Task brief: In the entries below, find the line containing "What text is on this page?". Copy it and all lines after it, exactly, through the end.

(Dataset excerpt)
***

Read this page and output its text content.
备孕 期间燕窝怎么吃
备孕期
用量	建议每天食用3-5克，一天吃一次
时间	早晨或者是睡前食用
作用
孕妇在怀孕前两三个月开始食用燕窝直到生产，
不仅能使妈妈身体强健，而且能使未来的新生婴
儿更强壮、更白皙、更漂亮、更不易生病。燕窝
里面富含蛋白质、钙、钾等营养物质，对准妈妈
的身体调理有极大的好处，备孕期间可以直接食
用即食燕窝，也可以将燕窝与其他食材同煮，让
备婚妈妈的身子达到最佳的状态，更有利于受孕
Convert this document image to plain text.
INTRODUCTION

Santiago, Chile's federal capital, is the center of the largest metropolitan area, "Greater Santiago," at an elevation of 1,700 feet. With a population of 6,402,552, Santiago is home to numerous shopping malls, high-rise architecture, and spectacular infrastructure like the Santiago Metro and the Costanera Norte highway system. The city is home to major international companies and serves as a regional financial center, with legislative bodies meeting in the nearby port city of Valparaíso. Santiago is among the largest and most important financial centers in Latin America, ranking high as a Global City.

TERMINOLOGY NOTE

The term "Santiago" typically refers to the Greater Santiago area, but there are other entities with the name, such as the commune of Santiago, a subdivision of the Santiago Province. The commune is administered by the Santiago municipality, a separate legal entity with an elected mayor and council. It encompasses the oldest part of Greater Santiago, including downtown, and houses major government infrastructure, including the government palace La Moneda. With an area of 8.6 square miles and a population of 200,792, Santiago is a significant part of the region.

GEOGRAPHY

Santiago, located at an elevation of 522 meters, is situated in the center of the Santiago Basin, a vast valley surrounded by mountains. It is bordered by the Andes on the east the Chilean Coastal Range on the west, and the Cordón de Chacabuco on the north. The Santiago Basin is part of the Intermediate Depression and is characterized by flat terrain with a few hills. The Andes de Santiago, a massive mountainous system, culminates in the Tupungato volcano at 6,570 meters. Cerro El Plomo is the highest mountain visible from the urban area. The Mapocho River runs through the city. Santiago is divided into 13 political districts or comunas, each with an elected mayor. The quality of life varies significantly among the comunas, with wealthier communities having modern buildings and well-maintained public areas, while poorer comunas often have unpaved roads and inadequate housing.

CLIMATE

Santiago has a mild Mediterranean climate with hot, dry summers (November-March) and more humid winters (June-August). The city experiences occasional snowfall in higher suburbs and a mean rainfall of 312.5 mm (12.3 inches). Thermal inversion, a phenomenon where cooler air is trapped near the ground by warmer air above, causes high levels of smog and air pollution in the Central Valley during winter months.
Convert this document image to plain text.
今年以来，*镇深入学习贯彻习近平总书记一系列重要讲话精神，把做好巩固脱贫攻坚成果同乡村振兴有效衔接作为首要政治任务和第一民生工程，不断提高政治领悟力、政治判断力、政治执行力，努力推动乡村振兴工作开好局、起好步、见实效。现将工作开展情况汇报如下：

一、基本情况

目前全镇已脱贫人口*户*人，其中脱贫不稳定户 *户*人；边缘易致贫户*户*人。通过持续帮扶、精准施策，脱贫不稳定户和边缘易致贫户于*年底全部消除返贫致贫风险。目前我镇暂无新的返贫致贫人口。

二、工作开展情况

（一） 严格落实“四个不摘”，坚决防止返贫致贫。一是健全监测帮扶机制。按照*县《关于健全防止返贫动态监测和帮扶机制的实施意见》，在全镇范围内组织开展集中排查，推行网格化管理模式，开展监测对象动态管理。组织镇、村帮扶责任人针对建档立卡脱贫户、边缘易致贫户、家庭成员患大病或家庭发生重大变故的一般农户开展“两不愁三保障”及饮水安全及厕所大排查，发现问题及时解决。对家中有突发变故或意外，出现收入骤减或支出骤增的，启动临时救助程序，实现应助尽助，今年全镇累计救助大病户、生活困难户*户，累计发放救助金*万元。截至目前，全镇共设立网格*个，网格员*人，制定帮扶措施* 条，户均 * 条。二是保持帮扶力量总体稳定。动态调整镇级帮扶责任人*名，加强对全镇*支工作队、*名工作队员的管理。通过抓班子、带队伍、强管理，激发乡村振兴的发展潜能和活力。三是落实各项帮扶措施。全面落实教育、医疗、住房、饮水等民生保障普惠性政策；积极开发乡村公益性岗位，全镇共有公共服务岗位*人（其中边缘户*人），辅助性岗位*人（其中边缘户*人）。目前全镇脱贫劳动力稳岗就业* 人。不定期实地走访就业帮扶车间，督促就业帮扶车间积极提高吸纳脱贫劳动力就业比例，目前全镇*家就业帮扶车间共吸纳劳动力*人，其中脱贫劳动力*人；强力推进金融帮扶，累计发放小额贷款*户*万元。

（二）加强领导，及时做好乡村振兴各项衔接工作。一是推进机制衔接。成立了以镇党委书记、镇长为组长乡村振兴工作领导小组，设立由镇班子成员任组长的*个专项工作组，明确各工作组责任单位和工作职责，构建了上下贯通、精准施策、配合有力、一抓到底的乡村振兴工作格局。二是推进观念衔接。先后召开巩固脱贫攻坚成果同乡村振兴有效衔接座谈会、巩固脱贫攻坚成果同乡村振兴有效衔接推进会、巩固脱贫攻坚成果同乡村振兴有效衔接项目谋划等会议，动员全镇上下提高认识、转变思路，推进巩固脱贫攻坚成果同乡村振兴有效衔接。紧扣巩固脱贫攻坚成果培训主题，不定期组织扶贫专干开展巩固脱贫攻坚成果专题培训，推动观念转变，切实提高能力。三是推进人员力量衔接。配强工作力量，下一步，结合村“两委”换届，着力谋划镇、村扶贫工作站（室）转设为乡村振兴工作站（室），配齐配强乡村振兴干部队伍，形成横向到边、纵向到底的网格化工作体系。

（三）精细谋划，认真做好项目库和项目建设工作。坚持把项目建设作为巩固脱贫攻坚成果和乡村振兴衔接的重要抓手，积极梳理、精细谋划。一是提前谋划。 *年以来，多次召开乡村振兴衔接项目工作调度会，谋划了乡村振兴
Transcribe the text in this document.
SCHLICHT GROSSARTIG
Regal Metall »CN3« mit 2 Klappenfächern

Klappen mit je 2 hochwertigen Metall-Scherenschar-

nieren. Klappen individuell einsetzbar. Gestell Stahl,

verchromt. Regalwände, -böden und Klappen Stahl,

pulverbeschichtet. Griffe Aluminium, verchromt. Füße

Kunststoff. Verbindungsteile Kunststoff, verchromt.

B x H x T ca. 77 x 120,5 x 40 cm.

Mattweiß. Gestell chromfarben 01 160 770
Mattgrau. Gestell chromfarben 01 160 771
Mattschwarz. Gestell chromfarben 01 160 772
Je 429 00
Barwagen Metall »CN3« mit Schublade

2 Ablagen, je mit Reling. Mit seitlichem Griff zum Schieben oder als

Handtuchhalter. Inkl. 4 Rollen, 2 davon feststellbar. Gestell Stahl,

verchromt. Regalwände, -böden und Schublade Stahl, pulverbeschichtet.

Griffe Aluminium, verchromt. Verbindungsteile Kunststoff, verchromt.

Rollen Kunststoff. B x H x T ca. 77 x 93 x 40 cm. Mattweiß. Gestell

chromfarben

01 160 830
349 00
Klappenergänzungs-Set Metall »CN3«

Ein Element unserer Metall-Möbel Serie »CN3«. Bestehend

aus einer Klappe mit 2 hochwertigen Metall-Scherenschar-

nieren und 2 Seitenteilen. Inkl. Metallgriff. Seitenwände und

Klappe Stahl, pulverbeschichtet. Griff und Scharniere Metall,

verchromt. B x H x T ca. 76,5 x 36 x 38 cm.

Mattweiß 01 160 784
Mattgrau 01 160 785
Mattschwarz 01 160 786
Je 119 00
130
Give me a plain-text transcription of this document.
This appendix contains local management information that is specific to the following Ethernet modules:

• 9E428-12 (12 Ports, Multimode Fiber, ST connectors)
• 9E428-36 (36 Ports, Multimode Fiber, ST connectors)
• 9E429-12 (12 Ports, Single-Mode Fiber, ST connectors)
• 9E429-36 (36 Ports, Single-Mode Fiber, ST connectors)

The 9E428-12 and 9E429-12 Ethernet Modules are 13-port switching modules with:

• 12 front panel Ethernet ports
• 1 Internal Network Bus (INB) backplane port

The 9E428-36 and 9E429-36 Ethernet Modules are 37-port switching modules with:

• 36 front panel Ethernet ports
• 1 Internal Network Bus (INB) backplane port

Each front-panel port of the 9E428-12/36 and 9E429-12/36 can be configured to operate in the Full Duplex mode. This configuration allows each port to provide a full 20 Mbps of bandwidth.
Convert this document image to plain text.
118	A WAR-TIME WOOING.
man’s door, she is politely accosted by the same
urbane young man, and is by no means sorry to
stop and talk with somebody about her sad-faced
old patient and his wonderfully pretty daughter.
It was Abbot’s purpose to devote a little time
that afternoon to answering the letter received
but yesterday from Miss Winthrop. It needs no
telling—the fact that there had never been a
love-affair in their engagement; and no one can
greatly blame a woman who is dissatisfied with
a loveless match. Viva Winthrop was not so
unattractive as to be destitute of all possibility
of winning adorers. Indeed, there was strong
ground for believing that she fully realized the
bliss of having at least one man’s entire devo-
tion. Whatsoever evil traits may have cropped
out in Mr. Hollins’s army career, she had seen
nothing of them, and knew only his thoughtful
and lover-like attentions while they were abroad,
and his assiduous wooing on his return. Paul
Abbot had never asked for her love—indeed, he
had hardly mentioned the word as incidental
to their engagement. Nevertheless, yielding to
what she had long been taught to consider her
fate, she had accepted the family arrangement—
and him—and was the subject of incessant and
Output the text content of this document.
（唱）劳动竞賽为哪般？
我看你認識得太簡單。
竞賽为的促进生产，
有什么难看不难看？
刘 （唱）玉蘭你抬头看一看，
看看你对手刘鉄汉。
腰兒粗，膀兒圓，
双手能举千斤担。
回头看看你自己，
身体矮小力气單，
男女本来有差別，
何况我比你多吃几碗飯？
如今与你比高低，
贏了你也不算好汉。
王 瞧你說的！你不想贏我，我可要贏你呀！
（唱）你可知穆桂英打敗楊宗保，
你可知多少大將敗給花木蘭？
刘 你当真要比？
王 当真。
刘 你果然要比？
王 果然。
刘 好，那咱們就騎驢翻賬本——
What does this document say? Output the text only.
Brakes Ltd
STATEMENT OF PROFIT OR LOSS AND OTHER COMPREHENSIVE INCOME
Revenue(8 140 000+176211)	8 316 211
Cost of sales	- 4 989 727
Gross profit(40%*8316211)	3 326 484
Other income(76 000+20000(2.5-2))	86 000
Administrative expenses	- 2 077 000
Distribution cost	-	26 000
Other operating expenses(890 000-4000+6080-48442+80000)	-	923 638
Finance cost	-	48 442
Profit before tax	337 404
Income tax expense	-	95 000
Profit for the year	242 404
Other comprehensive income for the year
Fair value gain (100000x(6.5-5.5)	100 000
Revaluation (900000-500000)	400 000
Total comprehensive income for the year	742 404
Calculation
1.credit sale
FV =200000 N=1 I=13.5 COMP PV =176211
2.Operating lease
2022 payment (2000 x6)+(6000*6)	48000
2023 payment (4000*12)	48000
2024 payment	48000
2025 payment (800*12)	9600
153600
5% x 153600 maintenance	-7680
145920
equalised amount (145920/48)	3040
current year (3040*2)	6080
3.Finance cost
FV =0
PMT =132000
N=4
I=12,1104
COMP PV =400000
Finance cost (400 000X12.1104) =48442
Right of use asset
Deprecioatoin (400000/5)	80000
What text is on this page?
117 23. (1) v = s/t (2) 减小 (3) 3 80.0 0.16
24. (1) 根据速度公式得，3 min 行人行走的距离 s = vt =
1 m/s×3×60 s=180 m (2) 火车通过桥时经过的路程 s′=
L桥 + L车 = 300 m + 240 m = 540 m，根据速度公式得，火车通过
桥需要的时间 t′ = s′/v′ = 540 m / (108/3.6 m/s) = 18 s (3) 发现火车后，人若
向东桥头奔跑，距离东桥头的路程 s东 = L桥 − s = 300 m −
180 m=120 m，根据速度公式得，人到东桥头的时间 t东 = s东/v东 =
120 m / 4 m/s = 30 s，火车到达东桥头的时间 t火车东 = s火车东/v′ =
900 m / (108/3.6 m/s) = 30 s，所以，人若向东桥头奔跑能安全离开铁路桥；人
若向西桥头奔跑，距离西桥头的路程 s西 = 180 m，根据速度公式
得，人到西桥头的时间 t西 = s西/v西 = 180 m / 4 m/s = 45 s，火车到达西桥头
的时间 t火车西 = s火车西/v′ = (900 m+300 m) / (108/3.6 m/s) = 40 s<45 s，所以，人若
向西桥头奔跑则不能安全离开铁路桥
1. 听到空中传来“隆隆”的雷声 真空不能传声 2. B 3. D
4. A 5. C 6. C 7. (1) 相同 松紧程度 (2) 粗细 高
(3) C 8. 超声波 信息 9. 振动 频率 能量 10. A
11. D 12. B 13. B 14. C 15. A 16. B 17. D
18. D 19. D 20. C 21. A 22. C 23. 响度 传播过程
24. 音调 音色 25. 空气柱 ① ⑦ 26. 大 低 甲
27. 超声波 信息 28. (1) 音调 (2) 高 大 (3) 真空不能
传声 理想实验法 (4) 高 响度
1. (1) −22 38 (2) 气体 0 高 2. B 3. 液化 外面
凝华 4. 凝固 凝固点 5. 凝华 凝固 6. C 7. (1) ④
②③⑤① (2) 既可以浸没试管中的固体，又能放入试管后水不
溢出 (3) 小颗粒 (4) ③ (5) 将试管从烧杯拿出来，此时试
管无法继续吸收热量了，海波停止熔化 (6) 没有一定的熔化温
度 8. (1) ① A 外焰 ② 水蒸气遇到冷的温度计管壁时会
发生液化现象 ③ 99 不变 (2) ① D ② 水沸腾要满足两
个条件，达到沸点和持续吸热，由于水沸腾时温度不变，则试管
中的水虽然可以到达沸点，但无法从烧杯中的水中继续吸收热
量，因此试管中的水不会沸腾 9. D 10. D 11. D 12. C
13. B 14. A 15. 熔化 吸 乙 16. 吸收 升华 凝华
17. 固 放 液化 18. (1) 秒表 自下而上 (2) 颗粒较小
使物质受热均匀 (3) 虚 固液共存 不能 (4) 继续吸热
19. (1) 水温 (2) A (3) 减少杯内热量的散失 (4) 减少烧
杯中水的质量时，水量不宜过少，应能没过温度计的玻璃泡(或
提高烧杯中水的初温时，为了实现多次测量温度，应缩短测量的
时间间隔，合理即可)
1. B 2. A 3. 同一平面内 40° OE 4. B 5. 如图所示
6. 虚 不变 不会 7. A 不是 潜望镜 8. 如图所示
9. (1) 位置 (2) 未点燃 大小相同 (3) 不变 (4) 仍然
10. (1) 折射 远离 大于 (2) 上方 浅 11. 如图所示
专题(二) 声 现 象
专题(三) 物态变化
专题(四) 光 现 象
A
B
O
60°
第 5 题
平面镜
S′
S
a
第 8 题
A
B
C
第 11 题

***

Task solution:
What text is on this page?
117 23. (1) v = s/t (2) 减小 (3) 3 80.0 0.16
24. (1) 根据速度公式得，3 min 行人行走的距离 s = vt =
1 m/s×3×60 s=180 m (2) 火车通过桥时经过的路程 s′=
L桥 + L车 = 300 m + 240 m = 540 m，根据速度公式得，火车通过
桥需要的时间 t′ = s′/v′ = 540 m / (108/3.6 m/s) = 18 s (3) 发现火车后，人若
向东桥头奔跑，距离东桥头的路程 s东 = L桥 − s = 300 m −
180 m=120 m，根据速度公式得，人到东桥头的时间 t东 = s东/v东 =
120 m / 4 m/s = 30 s，火车到达东桥头的时间 t火车东 = s火车东/v′ =
900 m / (108/3.6 m/s) = 30 s，所以，人若向东桥头奔跑能安全离开铁路桥；人
若向西桥头奔跑，距离西桥头的路程 s西 = 180 m，根据速度公式
得，人到西桥头的时间 t西 = s西/v西 = 180 m / 4 m/s = 45 s，火车到达西桥头
的时间 t火车西 = s火车西/v′ = (900 m+300 m) / (108/3.6 m/s) = 40 s<45 s，所以，人若
向西桥头奔跑则不能安全离开铁路桥
1. 听到空中传来“隆隆”的雷声 真空不能传声 2. B 3. D
4. A 5. C 6. C 7. (1) 相同 松紧程度 (2) 粗细 高
(3) C 8. 超声波 信息 9. 振动 频率 能量 10. A
11. D 12. B 13. B 14. C 15. A 16. B 17. D
18. D 19. D 20. C 21. A 22. C 23. 响度 传播过程
24. 音调 音色 25. 空气柱 ① ⑦ 26. 大 低 甲
27. 超声波 信息 28. (1) 音调 (2) 高 大 (3) 真空不能
传声 理想实验法 (4) 高 响度
1. (1) −22 38 (2) 气体 0 高 2. B 3. 液化 外面
凝华 4. 凝固 凝固点 5. 凝华 凝固 6. C 7. (1) ④
②③⑤① (2) 既可以浸没试管中的固体，又能放入试管后水不
溢出 (3) 小颗粒 (4) ③ (5) 将试管从烧杯拿出来，此时试
管无法继续吸收热量了，海波停止熔化 (6) 没有一定的熔化温
度 8. (1) ① A 外焰 ② 水蒸气遇到冷的温度计管壁时会
发生液化现象 ③ 99 不变 (2) ① D ② 水沸腾要满足两
个条件，达到沸点和持续吸热，由于水沸腾时温度不变，则试管
中的水虽然可以到达沸点，但无法从烧杯中的水中继续吸收热
量，因此试管中的水不会沸腾 9. D 10. D 11. D 12. C
13. B 14. A 15. 熔化 吸 乙 16. 吸收 升华 凝华
17. 固 放 液化 18. (1) 秒表 自下而上 (2) 颗粒较小
使物质受热均匀 (3) 虚 固液共存 不能 (4) 继续吸热
19. (1) 水温 (2) A (3) 减少杯内热量的散失 (4) 减少烧
杯中水的质量时，水量不宜过少，应能没过温度计的玻璃泡(或
提高烧杯中水的初温时，为了实现多次测量温度，应缩短测量的
时间间隔，合理即可)
1. B 2. A 3. 同一平面内 40° OE 4. B 5. 如图所示
6. 虚 不变 不会 7. A 不是 潜望镜 8. 如图所示
9. (1) 位置 (2) 未点燃 大小相同 (3) 不变 (4) 仍然
10. (1) 折射 远离 大于 (2) 上方 浅 11. 如图所示
专题(二) 声 现 象
专题(三) 物态变化
专题(四) 光 现 象
A
B
O
60°
第 5 题
平面镜
S′
S
a
第 8 题
A
B
C
第 11 题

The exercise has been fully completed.